-- Problem to solve --
Answer with a single number: the count of lines that include the string "SLEEVE".

-- Records for the exercise --
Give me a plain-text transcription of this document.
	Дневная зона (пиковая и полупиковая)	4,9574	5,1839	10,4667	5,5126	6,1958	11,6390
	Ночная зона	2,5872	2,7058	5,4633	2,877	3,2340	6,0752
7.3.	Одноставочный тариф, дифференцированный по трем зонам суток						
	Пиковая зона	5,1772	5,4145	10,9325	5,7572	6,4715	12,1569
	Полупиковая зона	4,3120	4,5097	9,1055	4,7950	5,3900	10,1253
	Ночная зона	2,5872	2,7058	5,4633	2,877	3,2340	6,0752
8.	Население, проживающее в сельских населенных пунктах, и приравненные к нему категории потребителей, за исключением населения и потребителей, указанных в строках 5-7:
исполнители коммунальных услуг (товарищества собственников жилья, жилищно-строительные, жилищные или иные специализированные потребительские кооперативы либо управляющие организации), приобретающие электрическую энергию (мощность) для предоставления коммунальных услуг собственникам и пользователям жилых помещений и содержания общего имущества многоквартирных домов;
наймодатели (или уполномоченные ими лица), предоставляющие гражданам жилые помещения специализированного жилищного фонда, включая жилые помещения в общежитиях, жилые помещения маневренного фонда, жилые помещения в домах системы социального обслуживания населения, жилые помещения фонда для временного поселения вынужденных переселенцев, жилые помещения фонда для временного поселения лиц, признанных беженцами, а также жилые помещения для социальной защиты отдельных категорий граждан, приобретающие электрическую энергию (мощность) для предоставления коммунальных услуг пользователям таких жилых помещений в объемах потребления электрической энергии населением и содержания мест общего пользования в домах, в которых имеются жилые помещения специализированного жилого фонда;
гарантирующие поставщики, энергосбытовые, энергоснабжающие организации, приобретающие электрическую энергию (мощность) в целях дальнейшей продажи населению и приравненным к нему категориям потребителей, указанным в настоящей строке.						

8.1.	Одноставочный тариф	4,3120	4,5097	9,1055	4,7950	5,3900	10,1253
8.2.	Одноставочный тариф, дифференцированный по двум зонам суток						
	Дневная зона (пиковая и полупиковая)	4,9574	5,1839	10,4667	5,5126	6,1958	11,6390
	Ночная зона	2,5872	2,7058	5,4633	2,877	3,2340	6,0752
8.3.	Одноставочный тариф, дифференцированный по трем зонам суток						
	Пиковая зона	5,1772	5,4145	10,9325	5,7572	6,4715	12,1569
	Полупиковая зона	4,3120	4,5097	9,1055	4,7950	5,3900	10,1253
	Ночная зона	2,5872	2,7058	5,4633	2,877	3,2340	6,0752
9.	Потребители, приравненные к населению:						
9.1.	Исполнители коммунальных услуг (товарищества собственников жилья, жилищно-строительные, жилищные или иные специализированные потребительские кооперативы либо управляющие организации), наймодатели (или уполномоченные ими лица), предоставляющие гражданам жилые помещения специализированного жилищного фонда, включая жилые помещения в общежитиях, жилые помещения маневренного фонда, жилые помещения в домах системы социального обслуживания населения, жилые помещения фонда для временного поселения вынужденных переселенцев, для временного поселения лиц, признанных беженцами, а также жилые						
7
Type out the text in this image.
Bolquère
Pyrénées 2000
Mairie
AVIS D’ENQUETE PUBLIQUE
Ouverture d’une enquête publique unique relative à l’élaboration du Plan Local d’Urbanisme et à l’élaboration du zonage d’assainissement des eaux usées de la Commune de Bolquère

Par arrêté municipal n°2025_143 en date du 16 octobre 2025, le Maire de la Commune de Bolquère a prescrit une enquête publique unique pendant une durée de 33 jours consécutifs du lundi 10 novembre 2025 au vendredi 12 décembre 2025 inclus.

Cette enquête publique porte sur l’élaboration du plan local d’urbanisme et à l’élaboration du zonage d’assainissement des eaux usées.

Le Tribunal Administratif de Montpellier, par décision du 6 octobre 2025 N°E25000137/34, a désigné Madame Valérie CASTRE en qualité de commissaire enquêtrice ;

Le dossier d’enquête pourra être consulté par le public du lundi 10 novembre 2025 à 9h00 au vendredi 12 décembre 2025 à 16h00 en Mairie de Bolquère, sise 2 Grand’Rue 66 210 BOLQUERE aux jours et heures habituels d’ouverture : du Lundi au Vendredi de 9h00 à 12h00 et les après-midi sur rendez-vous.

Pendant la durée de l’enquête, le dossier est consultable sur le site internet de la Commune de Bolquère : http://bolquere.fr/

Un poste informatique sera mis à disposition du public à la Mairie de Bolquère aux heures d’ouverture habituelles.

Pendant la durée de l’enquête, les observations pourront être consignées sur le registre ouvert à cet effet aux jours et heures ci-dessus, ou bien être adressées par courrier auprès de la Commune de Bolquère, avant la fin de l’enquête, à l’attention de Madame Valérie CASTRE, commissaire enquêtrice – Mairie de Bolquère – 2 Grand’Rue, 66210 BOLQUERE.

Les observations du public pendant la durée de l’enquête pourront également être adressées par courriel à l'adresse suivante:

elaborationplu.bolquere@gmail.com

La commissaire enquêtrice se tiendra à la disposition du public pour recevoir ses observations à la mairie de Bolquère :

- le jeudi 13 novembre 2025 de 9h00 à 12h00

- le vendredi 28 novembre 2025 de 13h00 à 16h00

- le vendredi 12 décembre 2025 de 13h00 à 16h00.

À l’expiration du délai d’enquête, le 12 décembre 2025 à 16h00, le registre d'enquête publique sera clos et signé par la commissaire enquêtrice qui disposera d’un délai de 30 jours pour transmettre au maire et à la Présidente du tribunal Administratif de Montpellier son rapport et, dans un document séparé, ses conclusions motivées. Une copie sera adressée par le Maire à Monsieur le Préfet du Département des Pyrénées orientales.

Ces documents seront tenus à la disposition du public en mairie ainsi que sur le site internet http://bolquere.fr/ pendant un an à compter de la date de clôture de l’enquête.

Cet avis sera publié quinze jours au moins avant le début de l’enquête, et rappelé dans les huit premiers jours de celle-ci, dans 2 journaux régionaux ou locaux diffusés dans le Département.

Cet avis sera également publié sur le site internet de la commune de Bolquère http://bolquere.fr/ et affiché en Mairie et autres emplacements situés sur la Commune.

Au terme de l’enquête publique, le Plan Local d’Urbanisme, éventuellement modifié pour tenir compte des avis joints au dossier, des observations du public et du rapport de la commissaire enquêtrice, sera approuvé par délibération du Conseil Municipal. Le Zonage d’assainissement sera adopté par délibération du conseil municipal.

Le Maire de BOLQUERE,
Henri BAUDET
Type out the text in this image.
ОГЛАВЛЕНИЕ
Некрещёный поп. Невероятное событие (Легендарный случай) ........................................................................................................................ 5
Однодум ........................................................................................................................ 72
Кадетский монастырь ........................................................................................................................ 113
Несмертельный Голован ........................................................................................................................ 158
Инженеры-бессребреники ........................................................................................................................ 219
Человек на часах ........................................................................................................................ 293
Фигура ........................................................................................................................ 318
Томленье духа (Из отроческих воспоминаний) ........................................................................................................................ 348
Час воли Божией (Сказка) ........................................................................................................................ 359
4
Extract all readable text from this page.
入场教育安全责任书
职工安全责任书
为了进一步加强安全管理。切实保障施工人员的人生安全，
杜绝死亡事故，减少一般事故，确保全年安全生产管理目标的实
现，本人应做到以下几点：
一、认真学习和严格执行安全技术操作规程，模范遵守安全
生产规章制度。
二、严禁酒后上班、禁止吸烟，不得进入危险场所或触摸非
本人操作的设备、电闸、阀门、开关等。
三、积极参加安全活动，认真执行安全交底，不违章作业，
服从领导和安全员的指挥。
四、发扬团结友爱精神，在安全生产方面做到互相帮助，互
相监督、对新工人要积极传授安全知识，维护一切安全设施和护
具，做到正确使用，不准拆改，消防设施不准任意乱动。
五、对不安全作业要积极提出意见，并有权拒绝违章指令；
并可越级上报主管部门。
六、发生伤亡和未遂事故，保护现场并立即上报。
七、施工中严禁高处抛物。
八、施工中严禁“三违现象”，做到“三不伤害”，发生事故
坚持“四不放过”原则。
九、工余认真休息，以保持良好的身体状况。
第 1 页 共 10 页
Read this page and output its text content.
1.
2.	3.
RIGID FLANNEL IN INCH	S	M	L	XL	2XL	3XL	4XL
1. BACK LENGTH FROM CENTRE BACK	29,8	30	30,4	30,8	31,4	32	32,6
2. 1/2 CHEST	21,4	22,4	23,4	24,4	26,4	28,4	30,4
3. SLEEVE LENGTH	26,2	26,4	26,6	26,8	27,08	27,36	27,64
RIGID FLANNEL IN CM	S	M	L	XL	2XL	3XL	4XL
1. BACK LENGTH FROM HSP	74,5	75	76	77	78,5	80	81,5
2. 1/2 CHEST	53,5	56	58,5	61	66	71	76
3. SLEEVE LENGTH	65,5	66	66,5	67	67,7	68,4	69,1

-- Response to the exercise --
2